▶ _RECORDS SHOWN_:
========

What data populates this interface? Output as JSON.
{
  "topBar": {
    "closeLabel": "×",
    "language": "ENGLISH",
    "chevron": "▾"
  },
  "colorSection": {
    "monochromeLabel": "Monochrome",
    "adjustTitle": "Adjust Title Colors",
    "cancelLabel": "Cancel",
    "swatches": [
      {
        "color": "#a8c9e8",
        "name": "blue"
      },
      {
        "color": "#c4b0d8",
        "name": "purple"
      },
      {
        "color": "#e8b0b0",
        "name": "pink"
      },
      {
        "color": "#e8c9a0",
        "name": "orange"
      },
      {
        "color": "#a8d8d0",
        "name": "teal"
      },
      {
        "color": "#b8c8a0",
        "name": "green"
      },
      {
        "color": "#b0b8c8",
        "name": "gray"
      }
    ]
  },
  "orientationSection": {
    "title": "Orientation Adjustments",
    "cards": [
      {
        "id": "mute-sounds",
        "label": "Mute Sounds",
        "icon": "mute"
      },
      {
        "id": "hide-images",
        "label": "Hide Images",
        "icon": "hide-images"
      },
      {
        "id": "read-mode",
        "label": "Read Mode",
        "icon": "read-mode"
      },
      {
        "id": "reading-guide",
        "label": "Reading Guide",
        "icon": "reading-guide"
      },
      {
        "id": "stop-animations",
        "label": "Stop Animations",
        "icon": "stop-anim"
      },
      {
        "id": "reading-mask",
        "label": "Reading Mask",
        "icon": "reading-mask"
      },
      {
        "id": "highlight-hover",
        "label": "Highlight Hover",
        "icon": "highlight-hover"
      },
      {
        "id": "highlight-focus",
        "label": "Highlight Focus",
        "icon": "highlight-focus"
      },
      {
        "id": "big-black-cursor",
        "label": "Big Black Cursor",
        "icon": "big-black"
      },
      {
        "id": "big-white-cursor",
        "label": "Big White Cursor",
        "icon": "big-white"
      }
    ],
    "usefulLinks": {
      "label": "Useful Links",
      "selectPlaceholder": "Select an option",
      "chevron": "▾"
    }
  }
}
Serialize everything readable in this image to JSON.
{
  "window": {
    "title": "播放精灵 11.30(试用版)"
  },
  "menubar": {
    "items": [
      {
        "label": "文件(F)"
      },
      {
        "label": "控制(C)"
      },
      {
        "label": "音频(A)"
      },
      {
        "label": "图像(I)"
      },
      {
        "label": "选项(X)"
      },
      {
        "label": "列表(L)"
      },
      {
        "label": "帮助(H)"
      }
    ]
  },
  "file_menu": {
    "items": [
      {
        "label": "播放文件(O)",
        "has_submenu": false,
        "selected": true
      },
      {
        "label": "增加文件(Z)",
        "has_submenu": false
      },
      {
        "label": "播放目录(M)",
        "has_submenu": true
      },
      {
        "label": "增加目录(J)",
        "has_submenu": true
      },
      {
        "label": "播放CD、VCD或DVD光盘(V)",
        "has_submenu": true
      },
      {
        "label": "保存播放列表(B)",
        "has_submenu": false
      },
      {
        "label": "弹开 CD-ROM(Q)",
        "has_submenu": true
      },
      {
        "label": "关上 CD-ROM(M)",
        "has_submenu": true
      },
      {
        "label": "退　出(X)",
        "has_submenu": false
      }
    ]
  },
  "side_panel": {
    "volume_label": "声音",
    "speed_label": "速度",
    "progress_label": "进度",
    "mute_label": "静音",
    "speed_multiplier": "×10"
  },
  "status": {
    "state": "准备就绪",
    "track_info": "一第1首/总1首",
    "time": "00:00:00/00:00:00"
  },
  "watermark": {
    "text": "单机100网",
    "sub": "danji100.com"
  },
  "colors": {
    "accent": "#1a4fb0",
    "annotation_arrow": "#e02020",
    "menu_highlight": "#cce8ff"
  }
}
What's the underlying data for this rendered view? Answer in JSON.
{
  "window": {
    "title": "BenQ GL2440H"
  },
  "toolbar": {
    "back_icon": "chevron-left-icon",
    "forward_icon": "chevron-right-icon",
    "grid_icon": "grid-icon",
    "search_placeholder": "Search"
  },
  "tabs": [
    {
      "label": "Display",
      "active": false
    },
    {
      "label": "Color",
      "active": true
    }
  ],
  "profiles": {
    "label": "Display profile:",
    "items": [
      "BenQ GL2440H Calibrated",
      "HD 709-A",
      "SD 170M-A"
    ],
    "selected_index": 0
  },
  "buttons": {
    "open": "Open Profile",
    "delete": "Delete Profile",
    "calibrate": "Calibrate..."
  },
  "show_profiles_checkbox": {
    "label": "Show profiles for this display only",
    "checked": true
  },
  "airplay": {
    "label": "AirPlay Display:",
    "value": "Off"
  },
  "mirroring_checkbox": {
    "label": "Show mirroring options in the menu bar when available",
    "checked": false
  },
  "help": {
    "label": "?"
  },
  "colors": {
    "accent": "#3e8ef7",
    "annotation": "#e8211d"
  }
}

========

Quote each line above in full, word for word.

▶ _WRITTEN ANSWER_:
What data populates this interface? Output as JSON.
{
  "topBar": {
    "closeLabel": "×",
    "language": "ENGLISH",
    "chevron": "▾"
  },
  "colorSection": {
    "monochromeLabel": "Monochrome",
    "adjustTitle": "Adjust Title Colors",
    "cancelLabel": "Cancel",
    "swatches": [
      {
        "color": "#a8c9e8",
        "name": "blue"
      },
      {
        "color": "#c4b0d8",
        "name": "purple"
      },
      {
        "color": "#e8b0b0",
        "name": "pink"
      },
      {
        "color": "#e8c9a0",
        "name": "orange"
      },
      {
        "color": "#a8d8d0",
        "name": "teal"
      },
      {
        "color": "#b8c8a0",
        "name": "green"
      },
      {
        "color": "#b0b8c8",
        "name": "gray"
      }
    ]
  },
  "orientationSection": {
    "title": "Orientation Adjustments",
    "cards": [
      {
        "id": "mute-sounds",
        "label": "Mute Sounds",
        "icon": "mute"
      },
      {
        "id": "hide-images",
        "label": "Hide Images",
        "icon": "hide-images"
      },
      {
        "id": "read-mode",
        "label": "Read Mode",
        "icon": "read-mode"
      },
      {
        "id": "reading-guide",
        "label": "Reading Guide",
        "icon": "reading-guide"
      },
      {
        "id": "stop-animations",
        "label": "Stop Animations",
        "icon": "stop-anim"
      },
      {
        "id": "reading-mask",
        "label": "Reading Mask",
        "icon": "reading-mask"
      },
      {
        "id": "highlight-hover",
        "label": "Highlight Hover",
        "icon": "highlight-hover"
      },
      {
        "id": "highlight-focus",
        "label": "Highlight Focus",
        "icon": "highlight-focus"
      },
      {
        "id": "big-black-cursor",
        "label": "Big Black Cursor",
        "icon": "big-black"
      },
      {
        "id": "big-white-cursor",
        "label": "Big White Cursor",
        "icon": "big-white"
      }
    ],
    "usefulLinks": {
      "label": "Useful Links",
      "selectPlaceholder": "Select an option",
      "chevron": "▾"
    }
  }
}
Serialize everything readable in this image to JSON.
{
  "window": {
    "title": "播放精灵 11.30(试用版)"
  },
  "menubar": {
    "items": [
      {
        "label": "文件(F)"
      },
      {
        "label": "控制(C)"
      },
      {
        "label": "音频(A)"
      },
      {
        "label": "图像(I)"
      },
      {
        "label": "选项(X)"
      },
      {
        "label": "列表(L)"
      },
      {
        "label": "帮助(H)"
      }
    ]
  },
  "file_menu": {
    "items": [
      {
        "label": "播放文件(O)",
        "has_submenu": false,
        "selected": true
      },
      {
        "label": "增加文件(Z)",
        "has_submenu": false
      },
      {
        "label": "播放目录(M)",
        "has_submenu": true
      },
      {
        "label": "增加目录(J)",
        "has_submenu": true
      },
      {
        "label": "播放CD、VCD或DVD光盘(V)",
        "has_submenu": true
      },
      {
        "label": "保存播放列表(B)",
        "has_submenu": false
      },
      {
        "label": "弹开 CD-ROM(Q)",
        "has_submenu": true
      },
      {
        "label": "关上 CD-ROM(M)",
        "has_submenu": true
      },
      {
        "label": "退　出(X)",
        "has_submenu": false
      }
    ]
  },
  "side_panel": {
    "volume_label": "声音",
    "speed_label": "速度",
    "progress_label": "进度",
    "mute_label": "静音",
    "speed_multiplier": "×10"
  },
  "status": {
    "state": "准备就绪",
    "track_info": "一第1首/总1首",
    "time": "00:00:00/00:00:00"
  },
  "watermark": {
    "text": "单机100网",
    "sub": "danji100.com"
  },
  "colors": {
    "accent": "#1a4fb0",
    "annotation_arrow": "#e02020",
    "menu_highlight": "#cce8ff"
  }
}
What's the underlying data for this rendered view? Answer in JSON.
{
  "window": {
    "title": "BenQ GL2440H"
  },
  "toolbar": {
    "back_icon": "chevron-left-icon",
    "forward_icon": "chevron-right-icon",
    "grid_icon": "grid-icon",
    "search_placeholder": "Search"
  },
  "tabs": [
    {
      "label": "Display",
      "active": false
    },
    {
      "label": "Color",
      "active": true
    }
  ],
  "profiles": {
    "label": "Display profile:",
    "items": [
      "BenQ GL2440H Calibrated",
      "HD 709-A",
      "SD 170M-A"
    ],
    "selected_index": 0
  },
  "buttons": {
    "open": "Open Profile",
    "delete": "Delete Profile",
    "calibrate": "Calibrate..."
  },
  "show_profiles_checkbox": {
    "label": "Show profiles for this display only",
    "checked": true
  },
  "airplay": {
    "label": "AirPlay Display:",
    "value": "Off"
  },
  "mirroring_checkbox": {
    "label": "Show mirroring options in the menu bar when available",
    "checked": false
  },
  "help": {
    "label": "?"
  },
  "colors": {
    "accent": "#3e8ef7",
    "annotation": "#e8211d"
  }
}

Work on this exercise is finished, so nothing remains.